■ What is required
Write out each entry again. Keep every word exactly as it is.

#### Material for the task ####

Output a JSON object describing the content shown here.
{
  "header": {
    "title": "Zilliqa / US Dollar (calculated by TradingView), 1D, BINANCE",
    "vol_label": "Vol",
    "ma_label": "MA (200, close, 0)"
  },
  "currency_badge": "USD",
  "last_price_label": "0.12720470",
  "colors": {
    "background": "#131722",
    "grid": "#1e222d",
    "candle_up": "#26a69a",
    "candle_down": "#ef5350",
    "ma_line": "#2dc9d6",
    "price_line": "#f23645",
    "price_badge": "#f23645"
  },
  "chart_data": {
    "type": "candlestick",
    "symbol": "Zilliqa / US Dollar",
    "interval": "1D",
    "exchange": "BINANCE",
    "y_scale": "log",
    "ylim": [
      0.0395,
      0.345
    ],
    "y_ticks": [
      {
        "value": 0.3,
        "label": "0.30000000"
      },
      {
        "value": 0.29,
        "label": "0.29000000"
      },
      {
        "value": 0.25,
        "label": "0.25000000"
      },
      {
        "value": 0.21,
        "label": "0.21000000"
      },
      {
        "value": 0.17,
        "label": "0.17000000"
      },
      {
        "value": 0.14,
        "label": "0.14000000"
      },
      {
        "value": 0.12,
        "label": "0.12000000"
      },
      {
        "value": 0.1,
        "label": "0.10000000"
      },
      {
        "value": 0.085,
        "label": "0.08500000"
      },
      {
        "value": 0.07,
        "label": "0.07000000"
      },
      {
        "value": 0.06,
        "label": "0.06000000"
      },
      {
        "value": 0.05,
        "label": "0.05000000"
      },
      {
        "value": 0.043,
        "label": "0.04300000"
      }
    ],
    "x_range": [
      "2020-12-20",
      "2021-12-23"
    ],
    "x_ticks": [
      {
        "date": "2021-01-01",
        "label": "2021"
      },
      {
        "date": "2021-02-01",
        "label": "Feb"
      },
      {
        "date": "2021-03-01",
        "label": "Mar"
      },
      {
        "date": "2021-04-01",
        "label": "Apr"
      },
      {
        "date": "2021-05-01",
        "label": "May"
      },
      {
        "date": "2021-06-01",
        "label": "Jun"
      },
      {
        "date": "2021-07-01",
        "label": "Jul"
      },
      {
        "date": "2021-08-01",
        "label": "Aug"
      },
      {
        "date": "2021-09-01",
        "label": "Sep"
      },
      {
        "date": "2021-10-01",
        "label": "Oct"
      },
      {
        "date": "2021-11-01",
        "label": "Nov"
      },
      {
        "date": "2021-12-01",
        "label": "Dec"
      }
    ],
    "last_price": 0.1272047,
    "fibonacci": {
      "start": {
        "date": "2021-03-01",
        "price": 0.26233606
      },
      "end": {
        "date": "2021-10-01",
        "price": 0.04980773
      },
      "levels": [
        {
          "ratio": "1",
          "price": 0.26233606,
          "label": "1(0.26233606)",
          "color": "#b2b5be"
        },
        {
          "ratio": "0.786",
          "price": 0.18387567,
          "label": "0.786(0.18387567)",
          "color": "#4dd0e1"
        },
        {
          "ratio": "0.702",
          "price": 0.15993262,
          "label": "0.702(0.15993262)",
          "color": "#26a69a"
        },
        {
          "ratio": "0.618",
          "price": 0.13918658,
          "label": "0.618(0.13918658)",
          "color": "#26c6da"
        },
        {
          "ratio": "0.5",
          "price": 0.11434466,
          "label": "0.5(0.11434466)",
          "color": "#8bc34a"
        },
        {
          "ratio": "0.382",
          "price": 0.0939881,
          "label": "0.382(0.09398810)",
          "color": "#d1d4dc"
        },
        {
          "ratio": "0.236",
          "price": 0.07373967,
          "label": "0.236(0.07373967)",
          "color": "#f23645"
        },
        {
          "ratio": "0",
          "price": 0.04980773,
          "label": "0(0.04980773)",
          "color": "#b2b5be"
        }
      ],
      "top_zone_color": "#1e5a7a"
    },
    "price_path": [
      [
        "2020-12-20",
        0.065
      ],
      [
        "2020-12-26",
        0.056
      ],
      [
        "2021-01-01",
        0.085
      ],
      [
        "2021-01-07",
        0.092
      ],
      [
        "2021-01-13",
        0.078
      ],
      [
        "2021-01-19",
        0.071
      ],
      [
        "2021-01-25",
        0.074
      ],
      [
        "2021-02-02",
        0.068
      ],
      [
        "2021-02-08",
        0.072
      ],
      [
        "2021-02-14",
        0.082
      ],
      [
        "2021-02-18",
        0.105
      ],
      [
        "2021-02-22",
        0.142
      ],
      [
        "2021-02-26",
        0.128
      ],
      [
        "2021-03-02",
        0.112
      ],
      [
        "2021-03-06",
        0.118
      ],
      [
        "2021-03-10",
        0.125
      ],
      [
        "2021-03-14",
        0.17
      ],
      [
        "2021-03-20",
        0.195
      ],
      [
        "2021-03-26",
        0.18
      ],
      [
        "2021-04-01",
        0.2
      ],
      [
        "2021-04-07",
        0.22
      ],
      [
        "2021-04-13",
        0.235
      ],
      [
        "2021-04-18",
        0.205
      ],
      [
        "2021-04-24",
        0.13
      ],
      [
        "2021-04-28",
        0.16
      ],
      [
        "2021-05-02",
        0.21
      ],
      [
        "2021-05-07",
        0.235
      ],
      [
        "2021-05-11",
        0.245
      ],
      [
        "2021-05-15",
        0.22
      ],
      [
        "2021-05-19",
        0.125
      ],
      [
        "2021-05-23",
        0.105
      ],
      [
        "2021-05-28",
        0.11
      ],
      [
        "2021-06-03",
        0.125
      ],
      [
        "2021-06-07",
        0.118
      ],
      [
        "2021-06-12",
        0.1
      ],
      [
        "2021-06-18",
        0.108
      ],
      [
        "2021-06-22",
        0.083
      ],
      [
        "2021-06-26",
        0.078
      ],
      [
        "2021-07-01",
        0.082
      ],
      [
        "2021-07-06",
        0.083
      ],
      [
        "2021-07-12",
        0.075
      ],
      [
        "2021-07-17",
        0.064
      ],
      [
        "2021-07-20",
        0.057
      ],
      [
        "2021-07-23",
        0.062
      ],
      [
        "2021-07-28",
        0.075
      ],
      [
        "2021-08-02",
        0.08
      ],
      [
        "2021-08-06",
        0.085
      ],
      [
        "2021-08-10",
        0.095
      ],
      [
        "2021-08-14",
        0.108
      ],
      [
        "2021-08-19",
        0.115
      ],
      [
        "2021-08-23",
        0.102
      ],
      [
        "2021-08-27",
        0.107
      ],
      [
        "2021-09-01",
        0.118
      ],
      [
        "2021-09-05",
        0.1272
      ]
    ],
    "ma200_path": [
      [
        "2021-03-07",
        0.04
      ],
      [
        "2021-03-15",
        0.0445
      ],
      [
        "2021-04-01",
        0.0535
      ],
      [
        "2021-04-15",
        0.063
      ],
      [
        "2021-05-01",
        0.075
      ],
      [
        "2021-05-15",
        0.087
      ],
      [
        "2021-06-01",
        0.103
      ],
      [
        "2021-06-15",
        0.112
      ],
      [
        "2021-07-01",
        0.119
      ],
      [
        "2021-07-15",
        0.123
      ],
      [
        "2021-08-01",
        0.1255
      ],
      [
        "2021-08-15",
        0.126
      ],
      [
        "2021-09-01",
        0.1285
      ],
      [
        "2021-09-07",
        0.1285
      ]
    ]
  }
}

####

■ Response to this task
Output a JSON object describing the content shown here.
{
  "header": {
    "title": "Zilliqa / US Dollar (calculated by TradingView), 1D, BINANCE",
    "vol_label": "Vol",
    "ma_label": "MA (200, close, 0)"
  },
  "currency_badge": "USD",
  "last_price_label": "0.12720470",
  "colors": {
    "background": "#131722",
    "grid": "#1e222d",
    "candle_up": "#26a69a",
    "candle_down": "#ef5350",
    "ma_line": "#2dc9d6",
    "price_line": "#f23645",
    "price_badge": "#f23645"
  },
  "chart_data": {
    "type": "candlestick",
    "symbol": "Zilliqa / US Dollar",
    "interval": "1D",
    "exchange": "BINANCE",
    "y_scale": "log",
    "ylim": [
      0.0395,
      0.345
    ],
    "y_ticks": [
      {
        "value": 0.3,
        "label": "0.30000000"
      },
      {
        "value": 0.29,
        "label": "0.29000000"
      },
      {
        "value": 0.25,
        "label": "0.25000000"
      },
      {
        "value": 0.21,
        "label": "0.21000000"
      },
      {
        "value": 0.17,
        "label": "0.17000000"
      },
      {
        "value": 0.14,
        "label": "0.14000000"
      },
      {
        "value": 0.12,
        "label": "0.12000000"
      },
      {
        "value": 0.1,
        "label": "0.10000000"
      },
      {
        "value": 0.085,
        "label": "0.08500000"
      },
      {
        "value": 0.07,
        "label": "0.07000000"
      },
      {
        "value": 0.06,
        "label": "0.06000000"
      },
      {
        "value": 0.05,
        "label": "0.05000000"
      },
      {
        "value": 0.043,
        "label": "0.04300000"
      }
    ],
    "x_range": [
      "2020-12-20",
      "2021-12-23"
    ],
    "x_ticks": [
      {
        "date": "2021-01-01",
        "label": "2021"
      },
      {
        "date": "2021-02-01",
        "label": "Feb"
      },
      {
        "date": "2021-03-01",
        "label": "Mar"
      },
      {
        "date": "2021-04-01",
        "label": "Apr"
      },
      {
        "date": "2021-05-01",
        "label": "May"
      },
      {
        "date": "2021-06-01",
        "label": "Jun"
      },
      {
        "date": "2021-07-01",
        "label": "Jul"
      },
      {
        "date": "2021-08-01",
        "label": "Aug"
      },
      {
        "date": "2021-09-01",
        "label": "Sep"
      },
      {
        "date": "2021-10-01",
        "label": "Oct"
      },
      {
        "date": "2021-11-01",
        "label": "Nov"
      },
      {
        "date": "2021-12-01",
        "label": "Dec"
      }
    ],
    "last_price": 0.1272047,
    "fibonacci": {
      "start": {
        "date": "2021-03-01",
        "price": 0.26233606
      },
      "end": {
        "date": "2021-10-01",
        "price": 0.04980773
      },
      "levels": [
        {
          "ratio": "1",
          "price": 0.26233606,
          "label": "1(0.26233606)",
          "color": "#b2b5be"
        },
        {
          "ratio": "0.786",
          "price": 0.18387567,
          "label": "0.786(0.18387567)",
          "color": "#4dd0e1"
        },
        {
          "ratio": "0.702",
          "price": 0.15993262,
          "label": "0.702(0.15993262)",
          "color": "#26a69a"
        },
        {
          "ratio": "0.618",
          "price": 0.13918658,
          "label": "0.618(0.13918658)",
          "color": "#26c6da"
        },
        {
          "ratio": "0.5",
          "price": 0.11434466,
          "label": "0.5(0.11434466)",
          "color": "#8bc34a"
        },
        {
          "ratio": "0.382",
          "price": 0.0939881,
          "label": "0.382(0.09398810)",
          "color": "#d1d4dc"
        },
        {
          "ratio": "0.236",
          "price": 0.07373967,
          "label": "0.236(0.07373967)",
          "color": "#f23645"
        },
        {
          "ratio": "0",
          "price": 0.04980773,
          "label": "0(0.04980773)",
          "color": "#b2b5be"
        }
      ],
      "top_zone_color": "#1e5a7a"
    },
    "price_path": [
      [
        "2020-12-20",
        0.065
      ],
      [
        "2020-12-26",
        0.056
      ],
      [
        "2021-01-01",
        0.085
      ],
      [
        "2021-01-07",
        0.092
      ],
      [
        "2021-01-13",
        0.078
      ],
      [
        "2021-01-19",
        0.071
      ],
      [
        "2021-01-25",
        0.074
      ],
      [
        "2021-02-02",
        0.068
      ],
      [
        "2021-02-08",
        0.072
      ],
      [
        "2021-02-14",
        0.082
      ],
      [
        "2021-02-18",
        0.105
      ],
      [
        "2021-02-22",
        0.142
      ],
      [
        "2021-02-26",
        0.128
      ],
      [
        "2021-03-02",
        0.112
      ],
      [
        "2021-03-06",
        0.118
      ],
      [
        "2021-03-10",
        0.125
      ],
      [
        "2021-03-14",
        0.17
      ],
      [
        "2021-03-20",
        0.195
      ],
      [
        "2021-03-26",
        0.18
      ],
      [
        "2021-04-01",
        0.2
      ],
      [
        "2021-04-07",
        0.22
      ],
      [
        "2021-04-13",
        0.235
      ],
      [
        "2021-04-18",
        0.205
      ],
      [
        "2021-04-24",
        0.13
      ],
      [
        "2021-04-28",
        0.16
      ],
      [
        "2021-05-02",
        0.21
      ],
      [
        "2021-05-07",
        0.235
      ],
      [
        "2021-05-11",
        0.245
      ],
      [
        "2021-05-15",
        0.22
      ],
      [
        "2021-05-19",
        0.125
      ],
      [
        "2021-05-23",
        0.105
      ],
      [
        "2021-05-28",
        0.11
      ],
      [
        "2021-06-03",
        0.125
      ],
      [
        "2021-06-07",
        0.118
      ],
      [
        "2021-06-12",
        0.1
      ],
      [
        "2021-06-18",
        0.108
      ],
      [
        "2021-06-22",
        0.083
      ],
      [
        "2021-06-26",
        0.078
      ],
      [
        "2021-07-01",
        0.082
      ],
      [
        "2021-07-06",
        0.083
      ],
      [
        "2021-07-12",
        0.075
      ],
      [
        "2021-07-17",
        0.064
      ],
      [
        "2021-07-20",
        0.057
      ],
      [
        "2021-07-23",
        0.062
      ],
      [
        "2021-07-28",
        0.075
      ],
      [
        "2021-08-02",
        0.08
      ],
      [
        "2021-08-06",
        0.085
      ],
      [
        "2021-08-10",
        0.095
      ],
      [
        "2021-08-14",
        0.108
      ],
      [
        "2021-08-19",
        0.115
      ],
      [
        "2021-08-23",
        0.102
      ],
      [
        "2021-08-27",
        0.107
      ],
      [
        "2021-09-01",
        0.118
      ],
      [
        "2021-09-05",
        0.1272
      ]
    ],
    "ma200_path": [
      [
        "2021-03-07",
        0.04
      ],
      [
        "2021-03-15",
        0.0445
      ],
      [
        "2021-04-01",
        0.0535
      ],
      [
        "2021-04-15",
        0.063
      ],
      [
        "2021-05-01",
        0.075
      ],
      [
        "2021-05-15",
        0.087
      ],
      [
        "2021-06-01",
        0.103
      ],
      [
        "2021-06-15",
        0.112
      ],
      [
        "2021-07-01",
        0.119
      ],
      [
        "2021-07-15",
        0.123
      ],
      [
        "2021-08-01",
        0.1255
      ],
      [
        "2021-08-15",
        0.126
      ],
      [
        "2021-09-01",
        0.1285
      ],
      [
        "2021-09-07",
        0.1285
      ]
    ]
  }
}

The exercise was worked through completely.